▶ **PROBLEM STATEMENT**
Locate and copy each line in the data that contains the word "Supply".

#### DATA EXTRACT ####

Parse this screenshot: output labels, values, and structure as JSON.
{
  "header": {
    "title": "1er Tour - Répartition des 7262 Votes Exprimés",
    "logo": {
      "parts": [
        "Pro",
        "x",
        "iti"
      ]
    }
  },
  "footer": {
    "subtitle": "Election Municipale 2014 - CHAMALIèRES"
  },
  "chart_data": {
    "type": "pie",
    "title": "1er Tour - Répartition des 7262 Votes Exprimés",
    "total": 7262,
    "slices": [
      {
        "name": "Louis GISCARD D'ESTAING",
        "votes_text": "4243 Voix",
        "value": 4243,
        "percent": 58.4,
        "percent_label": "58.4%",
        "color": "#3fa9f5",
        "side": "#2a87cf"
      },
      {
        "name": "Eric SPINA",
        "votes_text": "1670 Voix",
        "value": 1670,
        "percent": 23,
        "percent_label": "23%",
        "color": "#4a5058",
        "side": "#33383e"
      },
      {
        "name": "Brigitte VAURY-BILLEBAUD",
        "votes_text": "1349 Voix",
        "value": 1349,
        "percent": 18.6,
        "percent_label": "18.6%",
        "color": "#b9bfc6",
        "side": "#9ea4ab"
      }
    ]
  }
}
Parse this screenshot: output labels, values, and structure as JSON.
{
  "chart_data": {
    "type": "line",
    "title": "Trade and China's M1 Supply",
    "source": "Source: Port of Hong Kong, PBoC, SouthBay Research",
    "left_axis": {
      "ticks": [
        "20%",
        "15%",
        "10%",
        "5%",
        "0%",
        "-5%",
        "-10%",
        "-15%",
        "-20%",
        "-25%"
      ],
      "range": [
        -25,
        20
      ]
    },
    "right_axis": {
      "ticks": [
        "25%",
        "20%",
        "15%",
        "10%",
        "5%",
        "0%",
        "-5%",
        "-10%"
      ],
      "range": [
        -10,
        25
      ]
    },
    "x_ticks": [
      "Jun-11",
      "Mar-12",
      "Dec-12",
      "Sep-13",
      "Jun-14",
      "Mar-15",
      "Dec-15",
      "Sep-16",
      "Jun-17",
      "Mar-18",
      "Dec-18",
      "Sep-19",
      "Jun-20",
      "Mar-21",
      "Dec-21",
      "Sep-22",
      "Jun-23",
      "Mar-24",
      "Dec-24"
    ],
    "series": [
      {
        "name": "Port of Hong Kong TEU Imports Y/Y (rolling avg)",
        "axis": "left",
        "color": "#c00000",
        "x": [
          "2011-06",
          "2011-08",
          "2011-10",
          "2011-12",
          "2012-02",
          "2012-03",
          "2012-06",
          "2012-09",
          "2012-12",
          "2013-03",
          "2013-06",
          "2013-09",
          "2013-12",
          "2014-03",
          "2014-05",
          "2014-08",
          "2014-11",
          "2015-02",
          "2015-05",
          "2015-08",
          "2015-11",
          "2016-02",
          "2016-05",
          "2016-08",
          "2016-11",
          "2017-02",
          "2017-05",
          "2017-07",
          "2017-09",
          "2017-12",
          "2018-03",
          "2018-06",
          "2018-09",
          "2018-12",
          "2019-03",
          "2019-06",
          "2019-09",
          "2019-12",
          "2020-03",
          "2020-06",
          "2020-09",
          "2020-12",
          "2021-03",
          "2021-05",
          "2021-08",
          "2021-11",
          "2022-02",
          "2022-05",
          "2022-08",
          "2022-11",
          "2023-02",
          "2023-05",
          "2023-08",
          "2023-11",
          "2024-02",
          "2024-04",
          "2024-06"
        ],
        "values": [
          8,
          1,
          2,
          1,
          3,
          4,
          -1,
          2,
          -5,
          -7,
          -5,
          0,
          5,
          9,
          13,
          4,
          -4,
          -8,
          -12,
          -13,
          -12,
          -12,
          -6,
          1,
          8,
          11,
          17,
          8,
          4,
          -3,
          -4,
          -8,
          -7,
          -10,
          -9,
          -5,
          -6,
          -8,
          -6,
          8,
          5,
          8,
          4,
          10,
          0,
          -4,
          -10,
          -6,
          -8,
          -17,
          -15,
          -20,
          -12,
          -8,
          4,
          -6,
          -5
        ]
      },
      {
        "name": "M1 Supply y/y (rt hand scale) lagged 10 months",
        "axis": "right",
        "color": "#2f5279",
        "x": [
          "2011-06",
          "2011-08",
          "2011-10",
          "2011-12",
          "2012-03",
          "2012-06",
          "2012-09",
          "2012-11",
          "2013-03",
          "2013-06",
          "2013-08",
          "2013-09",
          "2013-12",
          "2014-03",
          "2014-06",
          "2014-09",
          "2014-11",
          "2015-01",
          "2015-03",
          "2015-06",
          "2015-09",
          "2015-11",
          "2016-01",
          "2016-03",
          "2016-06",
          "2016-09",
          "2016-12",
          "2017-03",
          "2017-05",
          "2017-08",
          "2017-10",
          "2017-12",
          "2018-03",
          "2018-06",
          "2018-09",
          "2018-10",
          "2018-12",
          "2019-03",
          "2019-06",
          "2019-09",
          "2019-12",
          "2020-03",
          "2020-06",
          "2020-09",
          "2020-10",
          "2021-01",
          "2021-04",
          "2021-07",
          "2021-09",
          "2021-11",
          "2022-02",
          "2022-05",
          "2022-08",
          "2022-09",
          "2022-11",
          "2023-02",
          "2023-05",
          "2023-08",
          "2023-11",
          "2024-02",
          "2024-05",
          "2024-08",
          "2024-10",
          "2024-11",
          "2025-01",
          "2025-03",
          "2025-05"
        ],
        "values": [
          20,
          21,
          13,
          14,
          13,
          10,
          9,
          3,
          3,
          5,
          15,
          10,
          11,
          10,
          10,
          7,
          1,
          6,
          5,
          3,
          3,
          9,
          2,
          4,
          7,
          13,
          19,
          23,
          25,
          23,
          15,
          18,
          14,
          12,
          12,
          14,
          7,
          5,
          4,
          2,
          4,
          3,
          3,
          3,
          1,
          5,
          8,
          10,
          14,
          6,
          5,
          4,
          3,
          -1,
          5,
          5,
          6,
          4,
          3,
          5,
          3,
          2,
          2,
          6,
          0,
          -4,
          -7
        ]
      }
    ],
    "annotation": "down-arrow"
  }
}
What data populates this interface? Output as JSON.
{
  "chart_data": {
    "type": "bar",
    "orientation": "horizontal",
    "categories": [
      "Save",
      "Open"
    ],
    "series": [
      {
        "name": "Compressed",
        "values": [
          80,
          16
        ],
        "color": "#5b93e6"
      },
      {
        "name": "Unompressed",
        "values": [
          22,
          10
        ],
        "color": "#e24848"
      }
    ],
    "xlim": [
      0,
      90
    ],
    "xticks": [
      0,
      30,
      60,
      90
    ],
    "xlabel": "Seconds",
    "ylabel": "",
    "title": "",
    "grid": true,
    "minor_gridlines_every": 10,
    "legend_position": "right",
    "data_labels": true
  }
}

####
#### DATA EXTRACT ####

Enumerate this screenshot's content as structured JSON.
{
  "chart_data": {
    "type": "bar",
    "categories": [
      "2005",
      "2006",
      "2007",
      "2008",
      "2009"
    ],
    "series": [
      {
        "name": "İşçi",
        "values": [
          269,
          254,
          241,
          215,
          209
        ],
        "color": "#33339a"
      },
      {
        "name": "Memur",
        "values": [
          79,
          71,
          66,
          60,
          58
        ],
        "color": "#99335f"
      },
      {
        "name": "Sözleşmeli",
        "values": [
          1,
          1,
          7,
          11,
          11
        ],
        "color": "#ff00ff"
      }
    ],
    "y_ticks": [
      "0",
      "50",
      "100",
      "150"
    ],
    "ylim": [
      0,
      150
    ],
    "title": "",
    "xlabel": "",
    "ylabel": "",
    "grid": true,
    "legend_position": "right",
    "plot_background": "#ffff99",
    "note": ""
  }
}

####

▶ **RESULT OF THE TASK**
    "title": "Trade and China's M1 Supply",
        "name": "M1 Supply y/y (rt hand scale) lagged 10 months",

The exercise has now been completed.